Check every line below for the word "False" and show those that hold it.
** START **
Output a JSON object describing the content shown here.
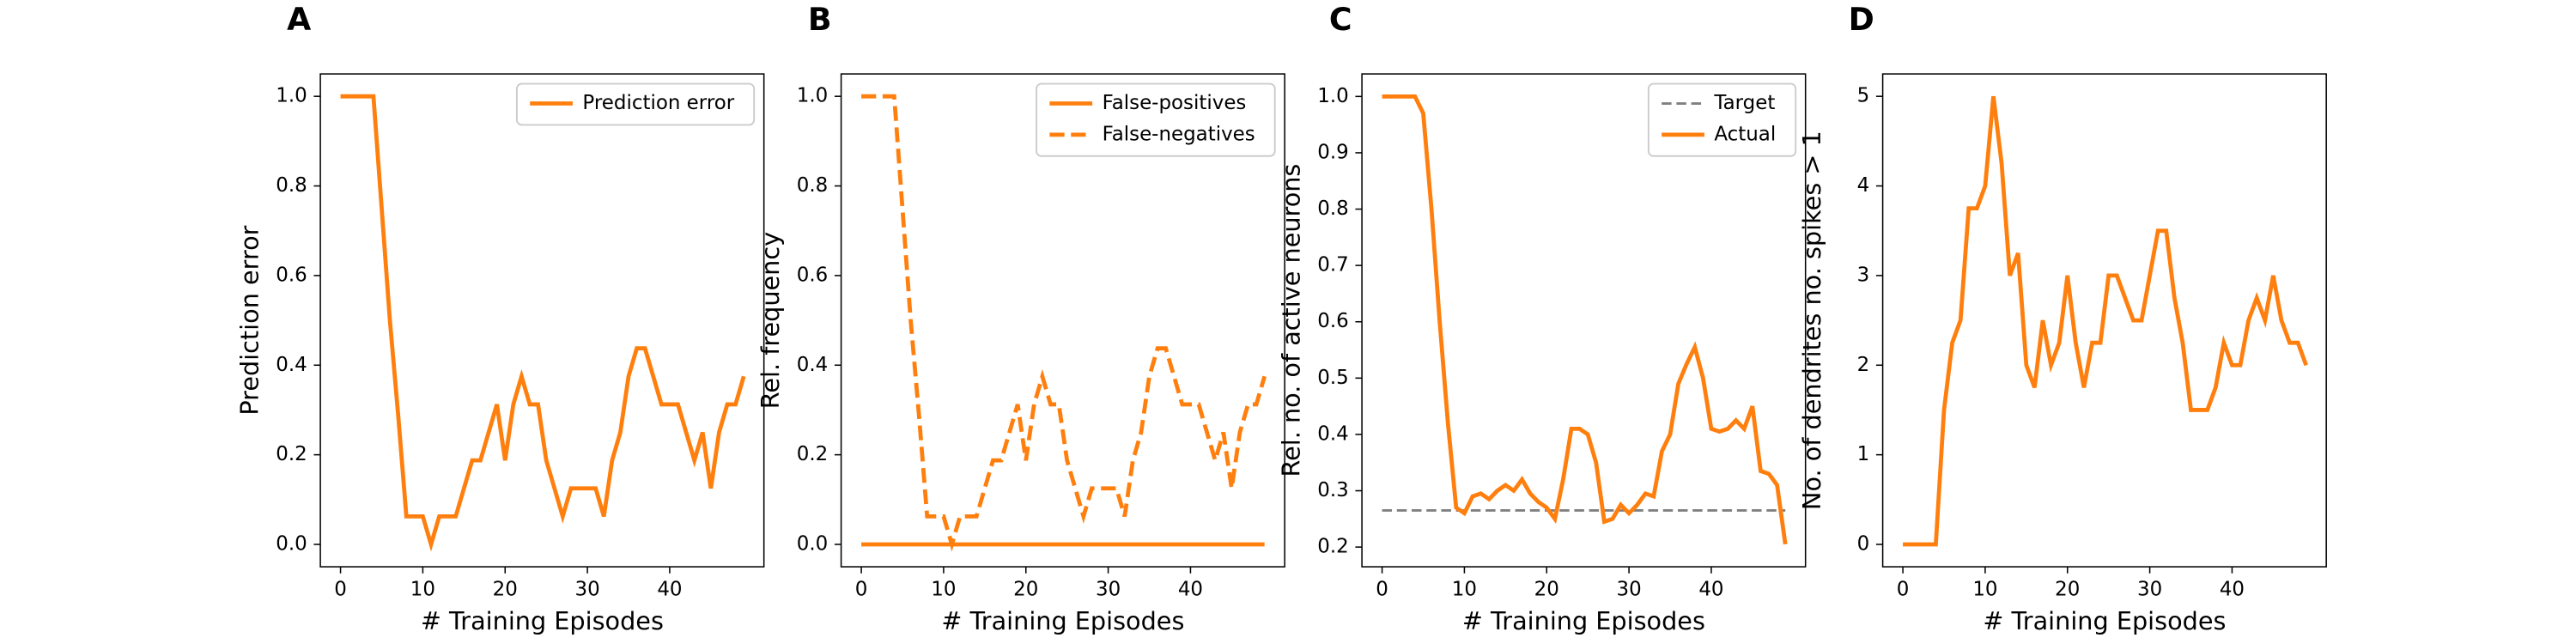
{
  "chart_data": [
    {
      "type": "line",
      "title": "A",
      "xlabel": "# Training Episodes",
      "ylabel": "Prediction error",
      "legend": "upper right",
      "x": [
        0,
        1,
        2,
        3,
        4,
        5,
        6,
        7,
        8,
        9,
        10,
        11,
        12,
        13,
        14,
        15,
        16,
        17,
        18,
        19,
        20,
        21,
        22,
        23,
        24,
        25,
        26,
        27,
        28,
        29,
        30,
        31,
        32,
        33,
        34,
        35,
        36,
        37,
        38,
        39,
        40,
        41,
        42,
        43,
        44,
        45,
        46,
        47,
        48,
        49
      ],
      "xlim": [
        -2.45,
        51.45
      ],
      "xticks": [
        0,
        10,
        20,
        30,
        40
      ],
      "ylim": [
        -0.05,
        1.05
      ],
      "yticks": [
        {
          "value": 0,
          "label": "0.0"
        },
        0.2,
        0.4,
        0.6,
        0.8,
        {
          "value": 1,
          "label": "1.0"
        }
      ],
      "series": [
        {
          "name": "Prediction error",
          "color": "#ff7f0e",
          "style": "solid",
          "values": [
            1,
            1,
            1,
            1,
            1,
            0.75,
            0.5,
            0.29,
            0.0625,
            0.0625,
            0.0625,
            0,
            0.0625,
            0.0625,
            0.0625,
            0.125,
            0.1875,
            0.1875,
            0.25,
            0.3125,
            0.1875,
            0.3125,
            0.375,
            0.3125,
            0.3125,
            0.1875,
            0.125,
            0.0625,
            0.125,
            0.125,
            0.125,
            0.125,
            0.0625,
            0.1875,
            0.25,
            0.375,
            0.4375,
            0.4375,
            0.375,
            0.3125,
            0.3125,
            0.3125,
            0.25,
            0.1875,
            0.25,
            0.125,
            0.25,
            0.3125,
            0.3125,
            0.375
          ]
        }
      ]
    },
    {
      "type": "line",
      "title": "B",
      "xlabel": "# Training Episodes",
      "ylabel": "Rel. frequency",
      "legend": "upper right",
      "x": [
        0,
        1,
        2,
        3,
        4,
        5,
        6,
        7,
        8,
        9,
        10,
        11,
        12,
        13,
        14,
        15,
        16,
        17,
        18,
        19,
        20,
        21,
        22,
        23,
        24,
        25,
        26,
        27,
        28,
        29,
        30,
        31,
        32,
        33,
        34,
        35,
        36,
        37,
        38,
        39,
        40,
        41,
        42,
        43,
        44,
        45,
        46,
        47,
        48,
        49
      ],
      "xlim": [
        -2.45,
        51.45
      ],
      "xticks": [
        0,
        10,
        20,
        30,
        40
      ],
      "ylim": [
        -0.05,
        1.05
      ],
      "yticks": [
        {
          "value": 0,
          "label": "0.0"
        },
        0.2,
        0.4,
        0.6,
        0.8,
        {
          "value": 1,
          "label": "1.0"
        }
      ],
      "series": [
        {
          "name": "False-positives",
          "color": "#ff7f0e",
          "style": "solid",
          "values": [
            0,
            0,
            0,
            0,
            0,
            0,
            0,
            0,
            0,
            0,
            0,
            0,
            0,
            0,
            0,
            0,
            0,
            0,
            0,
            0,
            0,
            0,
            0,
            0,
            0,
            0,
            0,
            0,
            0,
            0,
            0,
            0,
            0,
            0,
            0,
            0,
            0,
            0,
            0,
            0,
            0,
            0,
            0,
            0,
            0,
            0,
            0,
            0,
            0,
            0
          ]
        },
        {
          "name": "False-negatives",
          "color": "#ff7f0e",
          "style": "dashed",
          "values": [
            1,
            1,
            1,
            1,
            1,
            0.75,
            0.5,
            0.29,
            0.0625,
            0.0625,
            0.0625,
            0,
            0.0625,
            0.0625,
            0.0625,
            0.125,
            0.1875,
            0.1875,
            0.25,
            0.3125,
            0.1875,
            0.3125,
            0.375,
            0.3125,
            0.3125,
            0.1875,
            0.125,
            0.0625,
            0.125,
            0.125,
            0.125,
            0.125,
            0.0625,
            0.1875,
            0.25,
            0.375,
            0.4375,
            0.4375,
            0.375,
            0.3125,
            0.3125,
            0.3125,
            0.25,
            0.1875,
            0.25,
            0.125,
            0.25,
            0.3125,
            0.3125,
            0.375
          ]
        }
      ]
    },
    {
      "type": "line",
      "title": "C",
      "xlabel": "# Training Episodes",
      "ylabel": "Rel. no. of active neurons",
      "legend": "upper right",
      "x": [
        0,
        1,
        2,
        3,
        4,
        5,
        6,
        7,
        8,
        9,
        10,
        11,
        12,
        13,
        14,
        15,
        16,
        17,
        18,
        19,
        20,
        21,
        22,
        23,
        24,
        25,
        26,
        27,
        28,
        29,
        30,
        31,
        32,
        33,
        34,
        35,
        36,
        37,
        38,
        39,
        40,
        41,
        42,
        43,
        44,
        45,
        46,
        47,
        48,
        49
      ],
      "xlim": [
        -2.45,
        51.45
      ],
      "xticks": [
        0,
        10,
        20,
        30,
        40
      ],
      "ylim": [
        0.165,
        1.04
      ],
      "yticks": [
        0.2,
        0.3,
        0.4,
        0.5,
        0.6,
        0.7,
        0.8,
        0.9,
        {
          "value": 1,
          "label": "1.0"
        }
      ],
      "series": [
        {
          "name": "Target",
          "color": "#808080",
          "style": "dashed",
          "width": 1.5,
          "values": [
            0.265,
            0.265,
            0.265,
            0.265,
            0.265,
            0.265,
            0.265,
            0.265,
            0.265,
            0.265,
            0.265,
            0.265,
            0.265,
            0.265,
            0.265,
            0.265,
            0.265,
            0.265,
            0.265,
            0.265,
            0.265,
            0.265,
            0.265,
            0.265,
            0.265,
            0.265,
            0.265,
            0.265,
            0.265,
            0.265,
            0.265,
            0.265,
            0.265,
            0.265,
            0.265,
            0.265,
            0.265,
            0.265,
            0.265,
            0.265,
            0.265,
            0.265,
            0.265,
            0.265,
            0.265,
            0.265,
            0.265,
            0.265,
            0.265,
            0.265
          ]
        },
        {
          "name": "Actual",
          "color": "#ff7f0e",
          "style": "solid",
          "values": [
            1,
            1,
            1,
            1,
            1,
            0.97,
            0.8,
            0.6,
            0.42,
            0.27,
            0.26,
            0.29,
            0.295,
            0.285,
            0.3,
            0.31,
            0.3,
            0.32,
            0.295,
            0.28,
            0.27,
            0.25,
            0.32,
            0.41,
            0.41,
            0.4,
            0.35,
            0.245,
            0.25,
            0.275,
            0.26,
            0.275,
            0.295,
            0.29,
            0.37,
            0.4,
            0.49,
            0.525,
            0.555,
            0.5,
            0.41,
            0.405,
            0.41,
            0.425,
            0.41,
            0.45,
            0.335,
            0.33,
            0.31,
            0.205
          ]
        }
      ]
    },
    {
      "type": "line",
      "title": "D",
      "xlabel": "# Training Episodes",
      "ylabel": "No. of dendrites no. spikes > 1",
      "x": [
        0,
        1,
        2,
        3,
        4,
        5,
        6,
        7,
        8,
        9,
        10,
        11,
        12,
        13,
        14,
        15,
        16,
        17,
        18,
        19,
        20,
        21,
        22,
        23,
        24,
        25,
        26,
        27,
        28,
        29,
        30,
        31,
        32,
        33,
        34,
        35,
        36,
        37,
        38,
        39,
        40,
        41,
        42,
        43,
        44,
        45,
        46,
        47,
        48,
        49
      ],
      "xlim": [
        -2.45,
        51.45
      ],
      "xticks": [
        0,
        10,
        20,
        30,
        40
      ],
      "ylim": [
        -0.25,
        5.25
      ],
      "yticks": [
        0,
        1,
        2,
        3,
        4,
        5
      ],
      "series": [
        {
          "color": "#ff7f0e",
          "style": "solid",
          "values": [
            0,
            0,
            0,
            0,
            0,
            1.5,
            2.25,
            2.5,
            3.75,
            3.75,
            4,
            5,
            4.25,
            3,
            3.25,
            2,
            1.75,
            2.5,
            2,
            2.25,
            3,
            2.25,
            1.75,
            2.25,
            2.25,
            3,
            3,
            2.75,
            2.5,
            2.5,
            3,
            3.5,
            3.5,
            2.75,
            2.25,
            1.5,
            1.5,
            1.5,
            1.75,
            2.25,
            2,
            2,
            2.5,
            2.75,
            2.5,
            3,
            2.5,
            2.25,
            2.25,
            2
          ]
        }
      ]
    }
  ]
}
** END **
In response
          "name": "False-positives",
          "name": "False-negatives",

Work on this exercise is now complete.